**The input:**
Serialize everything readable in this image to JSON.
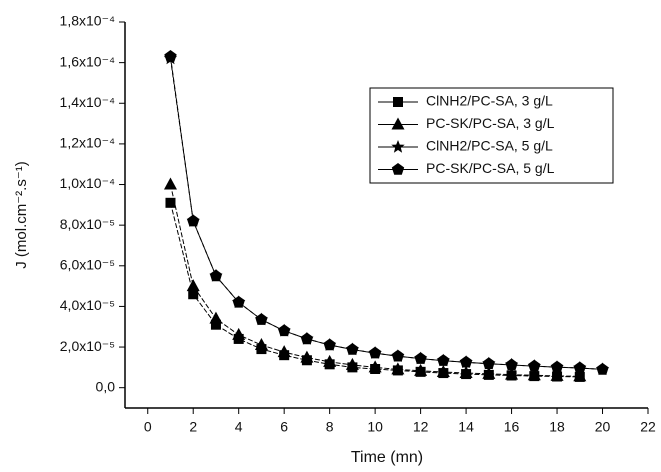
{
  "chart_data": {
    "type": "line",
    "x_label": "Time (mn)",
    "y_label": "J (mol.cm⁻².s⁻¹)",
    "x": [
      1,
      2,
      3,
      4,
      5,
      6,
      7,
      8,
      9,
      10,
      11,
      12,
      13,
      14,
      15,
      16,
      17,
      18,
      19,
      20
    ],
    "xlim": [
      -1,
      22
    ],
    "xticks": [
      0,
      2,
      4,
      6,
      8,
      10,
      12,
      14,
      16,
      18,
      20,
      22
    ],
    "ylim": [
      -1e-05,
      0.00018
    ],
    "yticks": [
      {
        "value": 0,
        "label": "0,0"
      },
      {
        "value": 2e-05,
        "label": "2,0x10⁻⁵"
      },
      {
        "value": 4e-05,
        "label": "4,0x10⁻⁵"
      },
      {
        "value": 6e-05,
        "label": "6,0x10⁻⁵"
      },
      {
        "value": 8e-05,
        "label": "8,0x10⁻⁵"
      },
      {
        "value": 0.0001,
        "label": "1,0x10⁻⁴"
      },
      {
        "value": 0.00012,
        "label": "1,2x10⁻⁴"
      },
      {
        "value": 0.00014,
        "label": "1,4x10⁻⁴"
      },
      {
        "value": 0.00016,
        "label": "1,6x10⁻⁴"
      },
      {
        "value": 0.00018,
        "label": "1,8x10⁻⁴"
      }
    ],
    "series": [
      {
        "name": "ClNH2/PC-SA, 3 g/L",
        "color": "#000000",
        "marker": "square",
        "values": [
          9.1e-05,
          4.6e-05,
          3.1e-05,
          2.4e-05,
          1.9e-05,
          1.6e-05,
          1.35e-05,
          1.15e-05,
          1e-05,
          9.2e-06,
          8.5e-06,
          7.8e-06,
          7.2e-06,
          6.7e-06,
          6.3e-06,
          6e-06,
          5.7e-06,
          5.5e-06,
          5.3e-06,
          null
        ]
      },
      {
        "name": "PC-SK/PC-SA, 3 g/L",
        "color": "#000000",
        "marker": "triangle",
        "values": [
          0.0001,
          5e-05,
          3.4e-05,
          2.6e-05,
          2.1e-05,
          1.75e-05,
          1.48e-05,
          1.27e-05,
          1.12e-05,
          1e-05,
          9e-06,
          8.3e-06,
          7.7e-06,
          7.2e-06,
          6.8e-06,
          6.4e-06,
          6.1e-06,
          5.8e-06,
          5.6e-06,
          null
        ]
      },
      {
        "name": "ClNH2/PC-SA, 5 g/L",
        "color": "#000000",
        "marker": "star",
        "values": [
          0.000162,
          8.2e-05,
          5.5e-05,
          4.2e-05,
          3.35e-05,
          2.8e-05,
          2.4e-05,
          2.1e-05,
          1.88e-05,
          1.7e-05,
          1.55e-05,
          1.43e-05,
          1.33e-05,
          1.25e-05,
          1.18e-05,
          1.12e-05,
          1.06e-05,
          1.01e-05,
          9.7e-06,
          9e-06
        ]
      },
      {
        "name": "PC-SK/PC-SA, 5 g/L",
        "color": "#000000",
        "marker": "pentagon",
        "values": [
          0.000163,
          8.2e-05,
          5.5e-05,
          4.2e-05,
          3.35e-05,
          2.8e-05,
          2.4e-05,
          2.1e-05,
          1.88e-05,
          1.7e-05,
          1.55e-05,
          1.43e-05,
          1.33e-05,
          1.25e-05,
          1.18e-05,
          1.12e-05,
          1.06e-05,
          1.01e-05,
          9.7e-06,
          9e-06
        ]
      }
    ],
    "legend": "upper right"
  }
}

**Requirements:**
Quote in full the listing given above; the images are to be left out.

**Solution to this problem:**
Serialize everything readable in this image to JSON.
{
  "chart_data": {
    "type": "line",
    "x_label": "Time (mn)",
    "y_label": "J (mol.cm⁻².s⁻¹)",
    "x": [
      1,
      2,
      3,
      4,
      5,
      6,
      7,
      8,
      9,
      10,
      11,
      12,
      13,
      14,
      15,
      16,
      17,
      18,
      19,
      20
    ],
    "xlim": [
      -1,
      22
    ],
    "xticks": [
      0,
      2,
      4,
      6,
      8,
      10,
      12,
      14,
      16,
      18,
      20,
      22
    ],
    "ylim": [
      -1e-05,
      0.00018
    ],
    "yticks": [
      {
        "value": 0,
        "label": "0,0"
      },
      {
        "value": 2e-05,
        "label": "2,0x10⁻⁵"
      },
      {
        "value": 4e-05,
        "label": "4,0x10⁻⁵"
      },
      {
        "value": 6e-05,
        "label": "6,0x10⁻⁵"
      },
      {
        "value": 8e-05,
        "label": "8,0x10⁻⁵"
      },
      {
        "value": 0.0001,
        "label": "1,0x10⁻⁴"
      },
      {
        "value": 0.00012,
        "label": "1,2x10⁻⁴"
      },
      {
        "value": 0.00014,
        "label": "1,4x10⁻⁴"
      },
      {
        "value": 0.00016,
        "label": "1,6x10⁻⁴"
      },
      {
        "value": 0.00018,
        "label": "1,8x10⁻⁴"
      }
    ],
    "series": [
      {
        "name": "ClNH2/PC-SA, 3 g/L",
        "color": "#000000",
        "marker": "square",
        "values": [
          9.1e-05,
          4.6e-05,
          3.1e-05,
          2.4e-05,
          1.9e-05,
          1.6e-05,
          1.35e-05,
          1.15e-05,
          1e-05,
          9.2e-06,
          8.5e-06,
          7.8e-06,
          7.2e-06,
          6.7e-06,
          6.3e-06,
          6e-06,
          5.7e-06,
          5.5e-06,
          5.3e-06,
          null
        ]
      },
      {
        "name": "PC-SK/PC-SA, 3 g/L",
        "color": "#000000",
        "marker": "triangle",
        "values": [
          0.0001,
          5e-05,
          3.4e-05,
          2.6e-05,
          2.1e-05,
          1.75e-05,
          1.48e-05,
          1.27e-05,
          1.12e-05,
          1e-05,
          9e-06,
          8.3e-06,
          7.7e-06,
          7.2e-06,
          6.8e-06,
          6.4e-06,
          6.1e-06,
          5.8e-06,
          5.6e-06,
          null
        ]
      },
      {
        "name": "ClNH2/PC-SA, 5 g/L",
        "color": "#000000",
        "marker": "star",
        "values": [
          0.000162,
          8.2e-05,
          5.5e-05,
          4.2e-05,
          3.35e-05,
          2.8e-05,
          2.4e-05,
          2.1e-05,
          1.88e-05,
          1.7e-05,
          1.55e-05,
          1.43e-05,
          1.33e-05,
          1.25e-05,
          1.18e-05,
          1.12e-05,
          1.06e-05,
          1.01e-05,
          9.7e-06,
          9e-06
        ]
      },
      {
        "name": "PC-SK/PC-SA, 5 g/L",
        "color": "#000000",
        "marker": "pentagon",
        "values": [
          0.000163,
          8.2e-05,
          5.5e-05,
          4.2e-05,
          3.35e-05,
          2.8e-05,
          2.4e-05,
          2.1e-05,
          1.88e-05,
          1.7e-05,
          1.55e-05,
          1.43e-05,
          1.33e-05,
          1.25e-05,
          1.18e-05,
          1.12e-05,
          1.06e-05,
          1.01e-05,
          9.7e-06,
          9e-06
        ]
      }
    ],
    "legend": "upper right"
  }
}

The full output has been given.